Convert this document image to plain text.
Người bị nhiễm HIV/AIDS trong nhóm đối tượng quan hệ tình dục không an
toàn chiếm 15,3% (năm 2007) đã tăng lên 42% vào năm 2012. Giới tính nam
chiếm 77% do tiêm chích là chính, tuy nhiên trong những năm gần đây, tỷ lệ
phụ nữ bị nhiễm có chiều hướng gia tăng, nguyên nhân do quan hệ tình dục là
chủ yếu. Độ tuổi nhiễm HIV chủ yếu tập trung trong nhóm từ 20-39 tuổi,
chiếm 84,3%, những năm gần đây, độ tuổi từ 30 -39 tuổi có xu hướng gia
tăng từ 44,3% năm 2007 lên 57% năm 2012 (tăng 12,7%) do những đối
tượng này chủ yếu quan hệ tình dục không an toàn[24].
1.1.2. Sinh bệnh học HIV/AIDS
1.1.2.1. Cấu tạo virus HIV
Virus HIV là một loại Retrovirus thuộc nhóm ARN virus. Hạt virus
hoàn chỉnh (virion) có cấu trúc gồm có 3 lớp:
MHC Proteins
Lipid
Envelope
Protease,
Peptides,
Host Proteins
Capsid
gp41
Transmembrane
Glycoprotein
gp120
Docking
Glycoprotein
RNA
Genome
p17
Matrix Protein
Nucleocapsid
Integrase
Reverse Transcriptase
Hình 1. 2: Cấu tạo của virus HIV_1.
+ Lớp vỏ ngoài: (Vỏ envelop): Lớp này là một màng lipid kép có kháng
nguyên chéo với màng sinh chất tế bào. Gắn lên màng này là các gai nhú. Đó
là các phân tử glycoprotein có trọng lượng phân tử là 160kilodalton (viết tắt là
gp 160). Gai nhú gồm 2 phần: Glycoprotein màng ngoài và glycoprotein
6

### [The task]
Start to finish, give the listing again exactly.

### [Answer section]
Convert this document image to plain text.
Người bị nhiễm HIV/AIDS trong nhóm đối tượng quan hệ tình dục không an
toàn chiếm 15,3% (năm 2007) đã tăng lên 42% vào năm 2012. Giới tính nam
chiếm 77% do tiêm chích là chính, tuy nhiên trong những năm gần đây, tỷ lệ
phụ nữ bị nhiễm có chiều hướng gia tăng, nguyên nhân do quan hệ tình dục là
chủ yếu. Độ tuổi nhiễm HIV chủ yếu tập trung trong nhóm từ 20-39 tuổi,
chiếm 84,3%, những năm gần đây, độ tuổi từ 30 -39 tuổi có xu hướng gia
tăng từ 44,3% năm 2007 lên 57% năm 2012 (tăng 12,7%) do những đối
tượng này chủ yếu quan hệ tình dục không an toàn[24].
1.1.2. Sinh bệnh học HIV/AIDS
1.1.2.1. Cấu tạo virus HIV
Virus HIV là một loại Retrovirus thuộc nhóm ARN virus. Hạt virus
hoàn chỉnh (virion) có cấu trúc gồm có 3 lớp:
MHC Proteins
Lipid
Envelope
Protease,
Peptides,
Host Proteins
Capsid
gp41
Transmembrane
Glycoprotein
gp120
Docking
Glycoprotein
RNA
Genome
p17
Matrix Protein
Nucleocapsid
Integrase
Reverse Transcriptase
Hình 1. 2: Cấu tạo của virus HIV_1.
+ Lớp vỏ ngoài: (Vỏ envelop): Lớp này là một màng lipid kép có kháng
nguyên chéo với màng sinh chất tế bào. Gắn lên màng này là các gai nhú. Đó
là các phân tử glycoprotein có trọng lượng phân tử là 160kilodalton (viết tắt là
gp 160). Gai nhú gồm 2 phần: Glycoprotein màng ngoài và glycoprotein
6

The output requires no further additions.